SHORT TASK
Transcribe the records that follow. Keep every word exactly, and drop the pictures.
--
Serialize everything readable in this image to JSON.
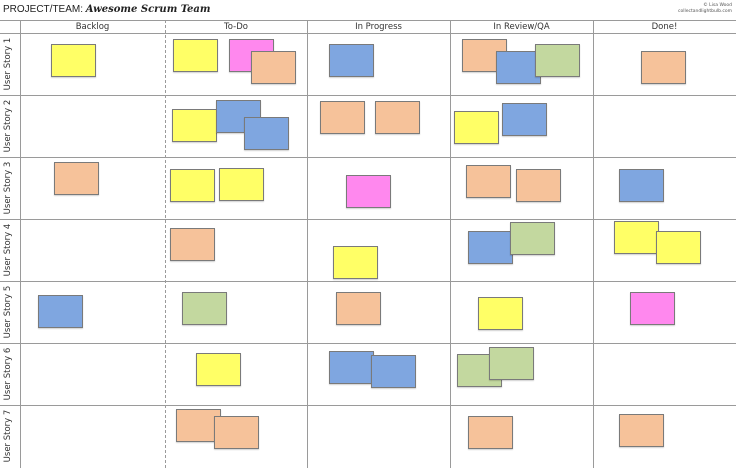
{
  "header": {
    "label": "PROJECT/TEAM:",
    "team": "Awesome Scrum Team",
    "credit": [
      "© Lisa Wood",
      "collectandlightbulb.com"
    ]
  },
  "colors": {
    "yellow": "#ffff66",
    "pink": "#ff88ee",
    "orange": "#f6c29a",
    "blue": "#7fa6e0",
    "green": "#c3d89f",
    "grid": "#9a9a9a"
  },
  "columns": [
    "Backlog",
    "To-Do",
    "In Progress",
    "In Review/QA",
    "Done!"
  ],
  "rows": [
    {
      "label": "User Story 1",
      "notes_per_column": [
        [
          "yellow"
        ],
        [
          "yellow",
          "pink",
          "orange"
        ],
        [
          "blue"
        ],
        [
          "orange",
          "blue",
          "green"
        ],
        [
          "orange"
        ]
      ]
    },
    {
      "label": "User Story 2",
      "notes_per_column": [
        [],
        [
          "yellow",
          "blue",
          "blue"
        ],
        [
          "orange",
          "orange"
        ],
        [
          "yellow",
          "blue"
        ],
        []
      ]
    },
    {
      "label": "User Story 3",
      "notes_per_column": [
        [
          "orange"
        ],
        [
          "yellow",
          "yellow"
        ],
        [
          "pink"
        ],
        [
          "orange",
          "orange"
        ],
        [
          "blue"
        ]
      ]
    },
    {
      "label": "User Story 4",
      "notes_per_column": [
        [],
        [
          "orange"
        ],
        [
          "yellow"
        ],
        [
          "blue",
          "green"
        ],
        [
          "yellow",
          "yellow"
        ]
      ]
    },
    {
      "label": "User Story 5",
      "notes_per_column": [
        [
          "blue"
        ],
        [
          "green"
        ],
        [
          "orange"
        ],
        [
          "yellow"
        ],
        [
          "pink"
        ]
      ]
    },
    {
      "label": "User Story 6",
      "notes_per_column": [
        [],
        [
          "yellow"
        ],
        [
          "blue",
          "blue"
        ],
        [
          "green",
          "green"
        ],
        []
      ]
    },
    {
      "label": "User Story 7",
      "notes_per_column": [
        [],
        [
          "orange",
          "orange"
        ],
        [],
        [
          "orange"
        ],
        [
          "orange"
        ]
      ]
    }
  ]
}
--
FINISHED EXERCISE
Serialize everything readable in this image to JSON.
{
  "header": {
    "label": "PROJECT/TEAM:",
    "team": "Awesome Scrum Team",
    "credit": [
      "© Lisa Wood",
      "collectandlightbulb.com"
    ]
  },
  "colors": {
    "yellow": "#ffff66",
    "pink": "#ff88ee",
    "orange": "#f6c29a",
    "blue": "#7fa6e0",
    "green": "#c3d89f",
    "grid": "#9a9a9a"
  },
  "columns": [
    "Backlog",
    "To-Do",
    "In Progress",
    "In Review/QA",
    "Done!"
  ],
  "rows": [
    {
      "label": "User Story 1",
      "notes_per_column": [
        [
          "yellow"
        ],
        [
          "yellow",
          "pink",
          "orange"
        ],
        [
          "blue"
        ],
        [
          "orange",
          "blue",
          "green"
        ],
        [
          "orange"
        ]
      ]
    },
    {
      "label": "User Story 2",
      "notes_per_column": [
        [],
        [
          "yellow",
          "blue",
          "blue"
        ],
        [
          "orange",
          "orange"
        ],
        [
          "yellow",
          "blue"
        ],
        []
      ]
    },
    {
      "label": "User Story 3",
      "notes_per_column": [
        [
          "orange"
        ],
        [
          "yellow",
          "yellow"
        ],
        [
          "pink"
        ],
        [
          "orange",
          "orange"
        ],
        [
          "blue"
        ]
      ]
    },
    {
      "label": "User Story 4",
      "notes_per_column": [
        [],
        [
          "orange"
        ],
        [
          "yellow"
        ],
        [
          "blue",
          "green"
        ],
        [
          "yellow",
          "yellow"
        ]
      ]
    },
    {
      "label": "User Story 5",
      "notes_per_column": [
        [
          "blue"
        ],
        [
          "green"
        ],
        [
          "orange"
        ],
        [
          "yellow"
        ],
        [
          "pink"
        ]
      ]
    },
    {
      "label": "User Story 6",
      "notes_per_column": [
        [],
        [
          "yellow"
        ],
        [
          "blue",
          "blue"
        ],
        [
          "green",
          "green"
        ],
        []
      ]
    },
    {
      "label": "User Story 7",
      "notes_per_column": [
        [],
        [
          "orange",
          "orange"
        ],
        [],
        [
          "orange"
        ],
        [
          "orange"
        ]
      ]
    }
  ]
}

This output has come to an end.